TASK STATEMENT:
From the listing below, copy every line with the word "Carlos".

EXCERPTED RECORDS:

* * *

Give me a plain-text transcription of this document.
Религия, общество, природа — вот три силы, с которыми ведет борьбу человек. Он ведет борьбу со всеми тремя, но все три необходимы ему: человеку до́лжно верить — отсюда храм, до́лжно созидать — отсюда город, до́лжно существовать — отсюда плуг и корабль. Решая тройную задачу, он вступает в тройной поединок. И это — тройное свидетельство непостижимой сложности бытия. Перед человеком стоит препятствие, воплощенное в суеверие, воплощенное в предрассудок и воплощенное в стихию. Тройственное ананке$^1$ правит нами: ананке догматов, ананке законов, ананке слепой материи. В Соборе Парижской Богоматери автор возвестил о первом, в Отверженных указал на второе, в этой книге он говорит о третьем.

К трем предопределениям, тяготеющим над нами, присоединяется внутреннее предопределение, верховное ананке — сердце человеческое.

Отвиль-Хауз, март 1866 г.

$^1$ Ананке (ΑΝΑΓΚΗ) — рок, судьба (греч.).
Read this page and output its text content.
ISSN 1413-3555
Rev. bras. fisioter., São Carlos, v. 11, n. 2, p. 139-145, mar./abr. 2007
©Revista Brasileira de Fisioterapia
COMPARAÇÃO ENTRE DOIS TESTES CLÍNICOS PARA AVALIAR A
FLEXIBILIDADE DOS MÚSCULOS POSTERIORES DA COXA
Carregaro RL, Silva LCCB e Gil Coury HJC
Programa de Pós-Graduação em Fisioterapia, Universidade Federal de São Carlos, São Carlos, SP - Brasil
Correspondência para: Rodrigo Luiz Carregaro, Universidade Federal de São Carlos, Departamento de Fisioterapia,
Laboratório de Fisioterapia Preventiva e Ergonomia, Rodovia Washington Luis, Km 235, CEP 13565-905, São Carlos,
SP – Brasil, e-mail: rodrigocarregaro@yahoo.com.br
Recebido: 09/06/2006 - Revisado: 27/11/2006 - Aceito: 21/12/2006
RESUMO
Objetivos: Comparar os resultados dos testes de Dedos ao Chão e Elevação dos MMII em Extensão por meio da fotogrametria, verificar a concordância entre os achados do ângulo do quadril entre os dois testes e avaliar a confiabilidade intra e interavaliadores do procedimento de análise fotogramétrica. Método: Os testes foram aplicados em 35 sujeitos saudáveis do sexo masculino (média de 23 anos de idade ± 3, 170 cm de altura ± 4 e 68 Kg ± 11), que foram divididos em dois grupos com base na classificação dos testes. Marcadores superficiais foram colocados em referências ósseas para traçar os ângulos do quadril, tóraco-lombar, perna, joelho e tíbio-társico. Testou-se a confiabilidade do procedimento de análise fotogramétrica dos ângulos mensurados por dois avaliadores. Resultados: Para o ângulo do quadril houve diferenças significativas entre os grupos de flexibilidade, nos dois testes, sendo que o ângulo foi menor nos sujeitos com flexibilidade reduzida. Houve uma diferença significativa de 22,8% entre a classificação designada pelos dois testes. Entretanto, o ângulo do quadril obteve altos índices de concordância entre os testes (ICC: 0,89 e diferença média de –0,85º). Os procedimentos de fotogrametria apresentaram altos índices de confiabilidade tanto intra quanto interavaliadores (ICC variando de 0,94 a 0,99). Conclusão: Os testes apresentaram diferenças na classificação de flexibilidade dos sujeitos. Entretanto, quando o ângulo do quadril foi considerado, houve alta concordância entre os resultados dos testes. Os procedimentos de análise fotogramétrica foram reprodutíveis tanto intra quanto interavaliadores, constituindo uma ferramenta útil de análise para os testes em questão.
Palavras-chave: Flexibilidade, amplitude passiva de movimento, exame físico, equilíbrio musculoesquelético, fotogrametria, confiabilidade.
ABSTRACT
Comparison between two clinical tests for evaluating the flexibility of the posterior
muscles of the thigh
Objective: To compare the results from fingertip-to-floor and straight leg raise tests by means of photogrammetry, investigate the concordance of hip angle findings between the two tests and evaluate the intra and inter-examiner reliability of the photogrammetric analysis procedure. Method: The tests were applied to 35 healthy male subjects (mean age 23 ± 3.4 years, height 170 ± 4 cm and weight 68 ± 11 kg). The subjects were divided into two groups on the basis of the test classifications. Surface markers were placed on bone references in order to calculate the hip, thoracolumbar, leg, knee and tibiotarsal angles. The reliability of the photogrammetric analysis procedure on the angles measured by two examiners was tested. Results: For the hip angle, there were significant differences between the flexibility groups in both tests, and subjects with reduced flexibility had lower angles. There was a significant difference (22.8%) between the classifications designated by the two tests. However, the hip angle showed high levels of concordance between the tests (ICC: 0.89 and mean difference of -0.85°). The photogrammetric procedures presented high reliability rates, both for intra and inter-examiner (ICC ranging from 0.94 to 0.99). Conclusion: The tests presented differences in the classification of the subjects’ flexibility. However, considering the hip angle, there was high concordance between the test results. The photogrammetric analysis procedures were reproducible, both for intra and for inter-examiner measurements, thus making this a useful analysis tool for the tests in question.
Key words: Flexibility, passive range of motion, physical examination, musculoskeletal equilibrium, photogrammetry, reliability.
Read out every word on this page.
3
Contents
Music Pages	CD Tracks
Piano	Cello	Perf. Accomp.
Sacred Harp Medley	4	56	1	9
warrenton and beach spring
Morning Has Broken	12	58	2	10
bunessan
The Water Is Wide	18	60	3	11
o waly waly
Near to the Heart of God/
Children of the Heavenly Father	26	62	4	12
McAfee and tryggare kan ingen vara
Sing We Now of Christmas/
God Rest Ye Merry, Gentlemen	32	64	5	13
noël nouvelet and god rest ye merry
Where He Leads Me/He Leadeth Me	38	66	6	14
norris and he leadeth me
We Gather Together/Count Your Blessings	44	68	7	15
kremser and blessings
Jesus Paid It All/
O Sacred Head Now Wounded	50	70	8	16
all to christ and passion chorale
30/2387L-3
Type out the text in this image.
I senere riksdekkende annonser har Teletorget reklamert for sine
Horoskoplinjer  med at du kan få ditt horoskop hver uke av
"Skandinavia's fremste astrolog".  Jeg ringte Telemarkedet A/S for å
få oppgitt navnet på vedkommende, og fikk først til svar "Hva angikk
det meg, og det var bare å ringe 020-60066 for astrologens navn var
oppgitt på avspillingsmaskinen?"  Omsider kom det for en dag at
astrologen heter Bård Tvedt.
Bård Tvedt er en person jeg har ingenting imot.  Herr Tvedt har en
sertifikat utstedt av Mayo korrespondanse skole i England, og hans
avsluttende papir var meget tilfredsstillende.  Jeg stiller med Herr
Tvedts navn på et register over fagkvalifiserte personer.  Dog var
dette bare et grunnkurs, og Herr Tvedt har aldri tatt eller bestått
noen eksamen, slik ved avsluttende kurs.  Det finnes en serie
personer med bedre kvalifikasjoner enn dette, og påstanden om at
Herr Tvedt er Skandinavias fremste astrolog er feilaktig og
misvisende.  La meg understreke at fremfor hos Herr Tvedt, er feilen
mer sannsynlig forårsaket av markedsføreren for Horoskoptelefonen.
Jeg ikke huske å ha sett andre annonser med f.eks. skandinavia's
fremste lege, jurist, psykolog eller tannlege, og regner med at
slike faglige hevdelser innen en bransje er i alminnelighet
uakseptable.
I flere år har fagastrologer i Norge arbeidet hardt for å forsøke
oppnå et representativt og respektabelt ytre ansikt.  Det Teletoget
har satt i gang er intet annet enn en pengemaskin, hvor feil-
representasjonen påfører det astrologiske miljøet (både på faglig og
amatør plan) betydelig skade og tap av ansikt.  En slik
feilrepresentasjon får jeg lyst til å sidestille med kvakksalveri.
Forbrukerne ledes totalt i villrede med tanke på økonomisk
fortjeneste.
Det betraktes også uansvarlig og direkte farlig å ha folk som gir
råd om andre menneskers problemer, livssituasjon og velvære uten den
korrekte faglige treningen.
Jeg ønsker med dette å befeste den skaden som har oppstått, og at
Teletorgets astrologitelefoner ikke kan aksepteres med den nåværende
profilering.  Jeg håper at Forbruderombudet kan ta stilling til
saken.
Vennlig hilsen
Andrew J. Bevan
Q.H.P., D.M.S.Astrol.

* * *

ANSWER TO THIS EXERCISE:
Rev. bras. fisioter., São Carlos, v. 11, n. 2, p. 139-145, mar./abr. 2007
Programa de Pós-Graduação em Fisioterapia, Universidade Federal de São Carlos, São Carlos, SP - Brasil
Correspondência para: Rodrigo Luiz Carregaro, Universidade Federal de São Carlos, Departamento de Fisioterapia,
Laboratório de Fisioterapia Preventiva e Ergonomia, Rodovia Washington Luis, Km 235, CEP 13565-905, São Carlos,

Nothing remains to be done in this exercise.